▶ Record excerpts:
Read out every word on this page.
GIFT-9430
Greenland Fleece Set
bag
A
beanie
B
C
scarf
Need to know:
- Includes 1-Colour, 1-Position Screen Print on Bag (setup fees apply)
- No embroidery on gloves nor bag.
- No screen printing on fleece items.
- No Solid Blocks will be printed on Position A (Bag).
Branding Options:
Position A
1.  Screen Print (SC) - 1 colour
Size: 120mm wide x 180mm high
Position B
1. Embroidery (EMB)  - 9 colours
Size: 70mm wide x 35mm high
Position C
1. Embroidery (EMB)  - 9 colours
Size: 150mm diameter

▶ Directive:
Copy out all of the lines above exactly.

▶ Expected answer:
Read out every word on this page.
GIFT-9430
Greenland Fleece Set
bag
A
beanie
B
C
scarf
Need to know:
- Includes 1-Colour, 1-Position Screen Print on Bag (setup fees apply)
- No embroidery on gloves nor bag.
- No screen printing on fleece items.
- No Solid Blocks will be printed on Position A (Bag).
Branding Options:
Position A
1.  Screen Print (SC) - 1 colour
Size: 120mm wide x 180mm high
Position B
1. Embroidery (EMB)  - 9 colours
Size: 70mm wide x 35mm high
Position C
1. Embroidery (EMB)  - 9 colours
Size: 150mm diameter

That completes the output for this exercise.